▸ SUPPLIED INFORMATION:
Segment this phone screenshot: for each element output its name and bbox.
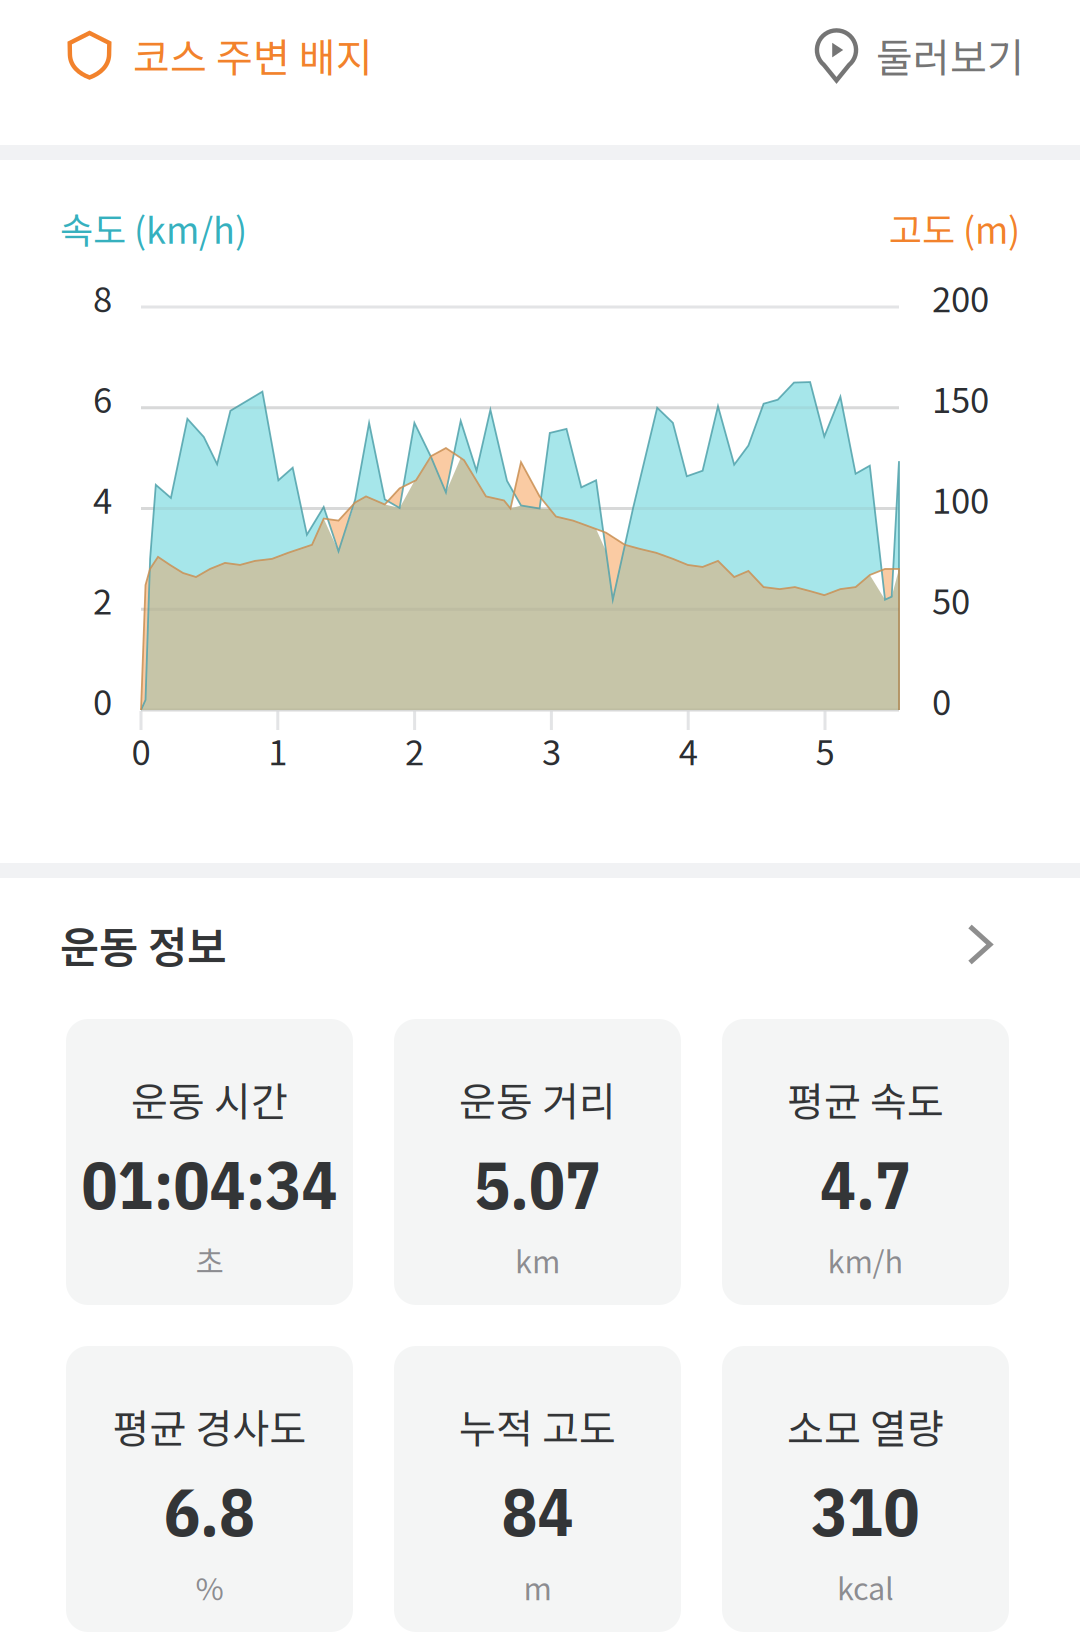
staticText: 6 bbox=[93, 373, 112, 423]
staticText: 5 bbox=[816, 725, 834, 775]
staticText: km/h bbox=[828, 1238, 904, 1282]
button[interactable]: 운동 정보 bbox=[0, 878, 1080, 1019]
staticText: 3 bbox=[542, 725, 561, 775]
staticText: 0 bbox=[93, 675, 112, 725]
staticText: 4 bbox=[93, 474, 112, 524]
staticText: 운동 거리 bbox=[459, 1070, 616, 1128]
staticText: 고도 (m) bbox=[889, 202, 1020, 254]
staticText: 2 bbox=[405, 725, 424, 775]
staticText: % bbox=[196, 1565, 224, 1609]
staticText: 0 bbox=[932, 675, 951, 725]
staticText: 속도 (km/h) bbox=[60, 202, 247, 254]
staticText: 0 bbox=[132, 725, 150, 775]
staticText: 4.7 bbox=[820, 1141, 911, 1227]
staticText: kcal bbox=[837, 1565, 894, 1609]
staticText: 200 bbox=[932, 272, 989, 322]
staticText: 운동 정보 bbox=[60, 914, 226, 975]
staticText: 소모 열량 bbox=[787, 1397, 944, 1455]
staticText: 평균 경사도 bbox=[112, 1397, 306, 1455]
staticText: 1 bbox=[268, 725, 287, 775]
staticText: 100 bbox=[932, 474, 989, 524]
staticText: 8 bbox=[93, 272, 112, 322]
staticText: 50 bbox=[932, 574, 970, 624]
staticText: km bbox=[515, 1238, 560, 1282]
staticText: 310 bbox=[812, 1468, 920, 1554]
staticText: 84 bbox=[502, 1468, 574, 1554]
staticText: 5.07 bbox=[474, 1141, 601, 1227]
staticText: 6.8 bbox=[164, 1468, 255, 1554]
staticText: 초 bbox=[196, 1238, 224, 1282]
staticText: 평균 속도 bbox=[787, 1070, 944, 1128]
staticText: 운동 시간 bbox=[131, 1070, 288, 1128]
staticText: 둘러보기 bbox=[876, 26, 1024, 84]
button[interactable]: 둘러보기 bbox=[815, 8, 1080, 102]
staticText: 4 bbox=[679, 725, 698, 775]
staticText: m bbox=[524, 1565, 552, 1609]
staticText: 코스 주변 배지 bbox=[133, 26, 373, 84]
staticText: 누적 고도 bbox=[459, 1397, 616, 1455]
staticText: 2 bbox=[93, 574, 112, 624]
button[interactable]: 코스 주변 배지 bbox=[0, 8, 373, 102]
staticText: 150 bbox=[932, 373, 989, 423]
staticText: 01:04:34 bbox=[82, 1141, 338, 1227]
==
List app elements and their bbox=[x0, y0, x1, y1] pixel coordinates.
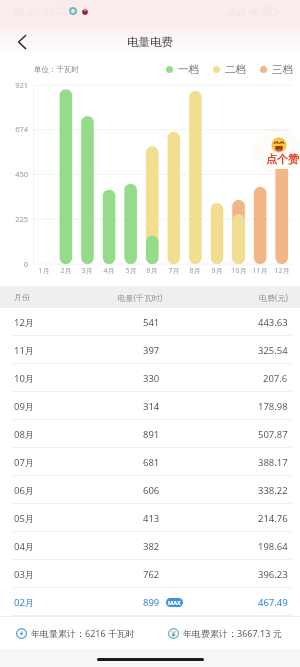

▸ CHALLENGE:
Copy the items word for word from the line with "Segment this phone" to the line with "staticText: 2 bbox=[405, 725, 424, 775]", including both of those lines, and leave out the pictures.

▸ TASK ANSWER:
Segment this phone screenshot: for each element output its name and bbox.
staticText: 6 bbox=[93, 373, 112, 423]
staticText: 5 bbox=[816, 725, 834, 775]
staticText: km/h bbox=[828, 1238, 904, 1282]
button[interactable]: 운동 정보 bbox=[0, 878, 1080, 1019]
staticText: 3 bbox=[542, 725, 561, 775]
staticText: 0 bbox=[93, 675, 112, 725]
staticText: 4 bbox=[93, 474, 112, 524]
staticText: 운동 거리 bbox=[459, 1070, 616, 1128]
staticText: 고도 (m) bbox=[889, 202, 1020, 254]
staticText: 2 bbox=[405, 725, 424, 775]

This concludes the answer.